[[ Excerpt provided, beginning ]]

Investigating wall shear stress and the static pressure in bone scaffolds: a study of porosity and fluid flow dynamics.

In bone tissue engineering, scaffolds are crucial as they provide a suitable structure for cell proliferation. Transporting Dulbecco's Modified Eagle Medium (DMEM) to the cells and regulating the scaffold's biocompatibility are both controlled by the dynamics of the fluid passing through the scaffold pores. Scaffold design selection and modeling are thus important in tissue engineering to achieve successful bone regeneration. This study aims to design and analyze three scaffold designs-Face-Centered Cubic (FCC), and two newly developed designs Octagonal Truss and a Square Pyramid with four porosity variations. The research aims to analyze the effect of design and porosity variation on pressure and wall shear stress, essential for analyzing scaffold biocompatibility in tissue engineering. Three scaffold designs with varying porosities with strut diameters ranging from 0.3  to 0.6 mm were modeled to analyze the behavior using BioMed Clear Resin. The fluid dynamics within these scaffolds were then examined using Computational Fluid Dynamics (CFD) to understand how different porosity levels affect fluid flow pressure and wall shear stress. The findings revealed variations in wall shear stress and their influence on cell proliferation. The maximum value of wall shear stress (WSS) is observed in the Square Pyramid model. The analysis shows that WSS at the inlet decreases as strut diameters increase or porosity percentages rise offering valuable insights for the development of effective scaffold designs. It can be concluded from the results that the Square Pyramid design has the highest value of WSS, thus increasing the chances of cell growth. From a biological perspective, the results of this work show promise for creating better scaffolds for tissue engineering.

[[ Excerpt provided, end ]]

### Your objective
According to the abstract on bone scaffolds, what range of strut diameters did the modeled scaffolds have?

[[ Study material, beginning ]]

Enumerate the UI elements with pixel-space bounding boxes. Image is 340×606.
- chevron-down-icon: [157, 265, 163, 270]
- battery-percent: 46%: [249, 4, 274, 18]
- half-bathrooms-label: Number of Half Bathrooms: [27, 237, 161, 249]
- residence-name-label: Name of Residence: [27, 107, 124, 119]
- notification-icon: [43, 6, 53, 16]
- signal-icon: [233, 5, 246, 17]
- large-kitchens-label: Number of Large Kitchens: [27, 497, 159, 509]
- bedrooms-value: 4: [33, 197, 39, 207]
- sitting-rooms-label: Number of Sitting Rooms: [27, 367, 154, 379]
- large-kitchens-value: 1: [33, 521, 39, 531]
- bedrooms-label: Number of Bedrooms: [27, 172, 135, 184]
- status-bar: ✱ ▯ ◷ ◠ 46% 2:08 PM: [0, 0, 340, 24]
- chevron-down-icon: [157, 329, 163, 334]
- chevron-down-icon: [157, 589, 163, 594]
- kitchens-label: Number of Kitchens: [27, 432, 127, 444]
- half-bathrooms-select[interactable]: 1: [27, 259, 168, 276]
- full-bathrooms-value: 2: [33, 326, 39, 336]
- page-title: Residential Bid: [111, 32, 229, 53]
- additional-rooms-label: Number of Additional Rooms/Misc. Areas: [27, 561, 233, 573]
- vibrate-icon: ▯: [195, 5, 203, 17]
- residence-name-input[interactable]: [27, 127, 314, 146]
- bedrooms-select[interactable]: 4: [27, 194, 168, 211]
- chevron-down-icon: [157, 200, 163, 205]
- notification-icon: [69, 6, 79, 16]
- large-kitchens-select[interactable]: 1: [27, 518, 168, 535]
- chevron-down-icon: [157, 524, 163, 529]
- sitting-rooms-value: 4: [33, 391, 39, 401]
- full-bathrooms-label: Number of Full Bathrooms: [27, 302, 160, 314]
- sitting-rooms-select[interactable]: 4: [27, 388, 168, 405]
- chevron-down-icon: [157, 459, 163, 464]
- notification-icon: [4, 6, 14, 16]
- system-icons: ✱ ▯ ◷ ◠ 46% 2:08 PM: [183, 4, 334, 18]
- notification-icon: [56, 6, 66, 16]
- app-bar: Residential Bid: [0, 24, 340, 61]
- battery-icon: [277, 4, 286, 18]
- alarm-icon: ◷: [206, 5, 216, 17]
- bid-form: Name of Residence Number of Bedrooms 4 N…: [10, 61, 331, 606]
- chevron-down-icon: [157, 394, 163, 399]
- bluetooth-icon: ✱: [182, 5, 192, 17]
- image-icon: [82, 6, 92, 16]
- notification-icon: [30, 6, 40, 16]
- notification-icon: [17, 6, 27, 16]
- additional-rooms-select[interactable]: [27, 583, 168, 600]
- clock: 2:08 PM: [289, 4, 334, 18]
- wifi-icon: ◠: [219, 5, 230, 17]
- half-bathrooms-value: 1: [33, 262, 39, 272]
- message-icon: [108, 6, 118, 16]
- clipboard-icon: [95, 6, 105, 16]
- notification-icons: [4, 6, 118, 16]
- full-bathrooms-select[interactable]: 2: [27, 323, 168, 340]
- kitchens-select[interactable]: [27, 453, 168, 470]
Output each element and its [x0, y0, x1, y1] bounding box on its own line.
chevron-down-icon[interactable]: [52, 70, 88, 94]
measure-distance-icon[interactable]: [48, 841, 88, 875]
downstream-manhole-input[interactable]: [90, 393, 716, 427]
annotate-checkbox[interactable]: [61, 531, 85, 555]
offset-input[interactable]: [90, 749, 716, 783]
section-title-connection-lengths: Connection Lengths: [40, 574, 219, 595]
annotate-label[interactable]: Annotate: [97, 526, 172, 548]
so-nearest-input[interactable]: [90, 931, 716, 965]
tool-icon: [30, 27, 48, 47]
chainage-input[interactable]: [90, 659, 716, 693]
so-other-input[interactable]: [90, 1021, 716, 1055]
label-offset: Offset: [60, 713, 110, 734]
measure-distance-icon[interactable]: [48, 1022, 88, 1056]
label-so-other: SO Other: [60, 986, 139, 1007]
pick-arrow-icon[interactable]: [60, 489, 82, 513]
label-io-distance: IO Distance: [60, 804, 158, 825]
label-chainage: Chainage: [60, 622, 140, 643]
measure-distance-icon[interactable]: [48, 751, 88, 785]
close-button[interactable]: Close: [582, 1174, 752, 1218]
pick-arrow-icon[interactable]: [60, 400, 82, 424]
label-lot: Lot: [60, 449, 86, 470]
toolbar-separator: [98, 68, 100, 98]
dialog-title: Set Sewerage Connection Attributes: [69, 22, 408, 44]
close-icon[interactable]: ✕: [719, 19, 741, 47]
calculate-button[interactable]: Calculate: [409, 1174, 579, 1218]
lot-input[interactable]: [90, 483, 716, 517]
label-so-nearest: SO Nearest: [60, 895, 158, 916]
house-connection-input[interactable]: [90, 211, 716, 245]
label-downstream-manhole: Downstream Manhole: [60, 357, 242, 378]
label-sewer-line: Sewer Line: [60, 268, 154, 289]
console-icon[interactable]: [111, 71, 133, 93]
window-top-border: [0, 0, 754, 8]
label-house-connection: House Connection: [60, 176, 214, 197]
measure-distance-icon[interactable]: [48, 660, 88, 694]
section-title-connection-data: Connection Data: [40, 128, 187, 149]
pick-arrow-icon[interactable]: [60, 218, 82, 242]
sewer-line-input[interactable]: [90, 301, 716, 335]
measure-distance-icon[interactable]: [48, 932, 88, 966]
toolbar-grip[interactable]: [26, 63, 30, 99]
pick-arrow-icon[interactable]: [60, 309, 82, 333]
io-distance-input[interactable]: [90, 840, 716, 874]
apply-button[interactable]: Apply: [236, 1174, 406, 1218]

[[ Study material, end ]]

### Solution to this exercise
From 0.3 to 0.6 mm.